Extract every entry word for word.

==================================================

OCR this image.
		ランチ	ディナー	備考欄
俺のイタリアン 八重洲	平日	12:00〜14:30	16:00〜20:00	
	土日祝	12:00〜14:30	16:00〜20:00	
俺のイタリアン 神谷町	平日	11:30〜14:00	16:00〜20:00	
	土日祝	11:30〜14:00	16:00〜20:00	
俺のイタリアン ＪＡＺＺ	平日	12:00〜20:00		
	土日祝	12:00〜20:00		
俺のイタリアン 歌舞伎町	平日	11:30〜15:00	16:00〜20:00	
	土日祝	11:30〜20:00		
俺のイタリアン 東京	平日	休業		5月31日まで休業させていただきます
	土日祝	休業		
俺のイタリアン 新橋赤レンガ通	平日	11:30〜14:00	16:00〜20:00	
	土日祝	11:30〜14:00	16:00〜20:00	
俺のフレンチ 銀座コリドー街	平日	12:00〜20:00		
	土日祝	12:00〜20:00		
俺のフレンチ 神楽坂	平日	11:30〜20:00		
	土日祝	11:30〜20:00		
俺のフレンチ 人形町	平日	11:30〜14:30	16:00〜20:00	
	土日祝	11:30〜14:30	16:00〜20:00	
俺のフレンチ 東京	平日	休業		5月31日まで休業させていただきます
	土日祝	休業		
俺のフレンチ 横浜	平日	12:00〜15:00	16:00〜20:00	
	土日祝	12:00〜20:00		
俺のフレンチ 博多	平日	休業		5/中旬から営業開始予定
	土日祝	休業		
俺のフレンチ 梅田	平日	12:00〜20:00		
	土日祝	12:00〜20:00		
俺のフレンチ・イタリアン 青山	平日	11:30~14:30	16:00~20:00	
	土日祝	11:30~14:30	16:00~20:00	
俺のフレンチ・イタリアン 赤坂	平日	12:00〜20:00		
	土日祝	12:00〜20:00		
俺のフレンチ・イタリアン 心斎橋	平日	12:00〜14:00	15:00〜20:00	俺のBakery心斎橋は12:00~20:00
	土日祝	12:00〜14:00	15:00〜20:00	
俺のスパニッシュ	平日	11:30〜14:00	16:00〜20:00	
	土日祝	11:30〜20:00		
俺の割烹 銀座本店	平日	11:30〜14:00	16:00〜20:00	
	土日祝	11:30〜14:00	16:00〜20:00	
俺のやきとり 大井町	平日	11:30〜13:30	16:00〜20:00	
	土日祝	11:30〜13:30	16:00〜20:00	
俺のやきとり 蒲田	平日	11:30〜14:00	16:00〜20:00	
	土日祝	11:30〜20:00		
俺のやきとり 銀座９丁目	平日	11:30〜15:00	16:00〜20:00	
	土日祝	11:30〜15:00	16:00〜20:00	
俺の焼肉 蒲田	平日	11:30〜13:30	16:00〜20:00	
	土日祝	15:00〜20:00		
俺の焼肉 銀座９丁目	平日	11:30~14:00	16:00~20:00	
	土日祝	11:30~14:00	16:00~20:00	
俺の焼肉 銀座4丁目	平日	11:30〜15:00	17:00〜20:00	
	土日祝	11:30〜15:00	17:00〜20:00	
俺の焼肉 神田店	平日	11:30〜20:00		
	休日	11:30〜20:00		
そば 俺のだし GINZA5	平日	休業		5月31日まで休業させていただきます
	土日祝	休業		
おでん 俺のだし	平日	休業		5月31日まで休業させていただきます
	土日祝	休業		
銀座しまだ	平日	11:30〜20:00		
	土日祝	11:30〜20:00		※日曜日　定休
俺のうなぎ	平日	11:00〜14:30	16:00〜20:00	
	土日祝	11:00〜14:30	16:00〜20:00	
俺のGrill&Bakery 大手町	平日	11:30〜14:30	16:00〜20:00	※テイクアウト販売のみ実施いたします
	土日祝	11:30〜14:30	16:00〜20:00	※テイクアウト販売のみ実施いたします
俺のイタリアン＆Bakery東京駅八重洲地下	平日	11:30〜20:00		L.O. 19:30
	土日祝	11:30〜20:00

==================================================

TASK RESPONSE:
OCR this image.
		ランチ	ディナー	備考欄
俺のイタリアン 八重洲	平日	12:00〜14:30	16:00〜20:00	
	土日祝	12:00〜14:30	16:00〜20:00	
俺のイタリアン 神谷町	平日	11:30〜14:00	16:00〜20:00	
	土日祝	11:30〜14:00	16:00〜20:00	
俺のイタリアン ＪＡＺＺ	平日	12:00〜20:00		
	土日祝	12:00〜20:00		
俺のイタリアン 歌舞伎町	平日	11:30〜15:00	16:00〜20:00	
	土日祝	11:30〜20:00		
俺のイタリアン 東京	平日	休業		5月31日まで休業させていただきます
	土日祝	休業		
俺のイタリアン 新橋赤レンガ通	平日	11:30〜14:00	16:00〜20:00	
	土日祝	11:30〜14:00	16:00〜20:00	
俺のフレンチ 銀座コリドー街	平日	12:00〜20:00		
	土日祝	12:00〜20:00		
俺のフレンチ 神楽坂	平日	11:30〜20:00		
	土日祝	11:30〜20:00		
俺のフレンチ 人形町	平日	11:30〜14:30	16:00〜20:00	
	土日祝	11:30〜14:30	16:00〜20:00	
俺のフレンチ 東京	平日	休業		5月31日まで休業させていただきます
	土日祝	休業		
俺のフレンチ 横浜	平日	12:00〜15:00	16:00〜20:00	
	土日祝	12:00〜20:00		
俺のフレンチ 博多	平日	休業		5/中旬から営業開始予定
	土日祝	休業		
俺のフレンチ 梅田	平日	12:00〜20:00		
	土日祝	12:00〜20:00		
俺のフレンチ・イタリアン 青山	平日	11:30~14:30	16:00~20:00	
	土日祝	11:30~14:30	16:00~20:00	
俺のフレンチ・イタリアン 赤坂	平日	12:00〜20:00		
	土日祝	12:00〜20:00		
俺のフレンチ・イタリアン 心斎橋	平日	12:00〜14:00	15:00〜20:00	俺のBakery心斎橋は12:00~20:00
	土日祝	12:00〜14:00	15:00〜20:00	
俺のスパニッシュ	平日	11:30〜14:00	16:00〜20:00	
	土日祝	11:30〜20:00		
俺の割烹 銀座本店	平日	11:30〜14:00	16:00〜20:00	
	土日祝	11:30〜14:00	16:00〜20:00	
俺のやきとり 大井町	平日	11:30〜13:30	16:00〜20:00	
	土日祝	11:30〜13:30	16:00〜20:00	
俺のやきとり 蒲田	平日	11:30〜14:00	16:00〜20:00	
	土日祝	11:30〜20:00		
俺のやきとり 銀座９丁目	平日	11:30〜15:00	16:00〜20:00	
	土日祝	11:30〜15:00	16:00〜20:00	
俺の焼肉 蒲田	平日	11:30〜13:30	16:00〜20:00	
	土日祝	15:00〜20:00		
俺の焼肉 銀座９丁目	平日	11:30~14:00	16:00~20:00	
	土日祝	11:30~14:00	16:00~20:00	
俺の焼肉 銀座4丁目	平日	11:30〜15:00	17:00〜20:00	
	土日祝	11:30〜15:00	17:00〜20:00	
俺の焼肉 神田店	平日	11:30〜20:00		
	休日	11:30〜20:00		
そば 俺のだし GINZA5	平日	休業		5月31日まで休業させていただきます
	土日祝	休業		
おでん 俺のだし	平日	休業		5月31日まで休業させていただきます
	土日祝	休業		
銀座しまだ	平日	11:30〜20:00		
	土日祝	11:30〜20:00		※日曜日　定休
俺のうなぎ	平日	11:00〜14:30	16:00〜20:00	
	土日祝	11:00〜14:30	16:00〜20:00	
俺のGrill&Bakery 大手町	平日	11:30〜14:30	16:00〜20:00	※テイクアウト販売のみ実施いたします
	土日祝	11:30〜14:30	16:00〜20:00	※テイクアウト販売のみ実施いたします
俺のイタリアン＆Bakery東京駅八重洲地下	平日	11:30〜20:00		L.O. 19:30
	土日祝	11:30〜20:00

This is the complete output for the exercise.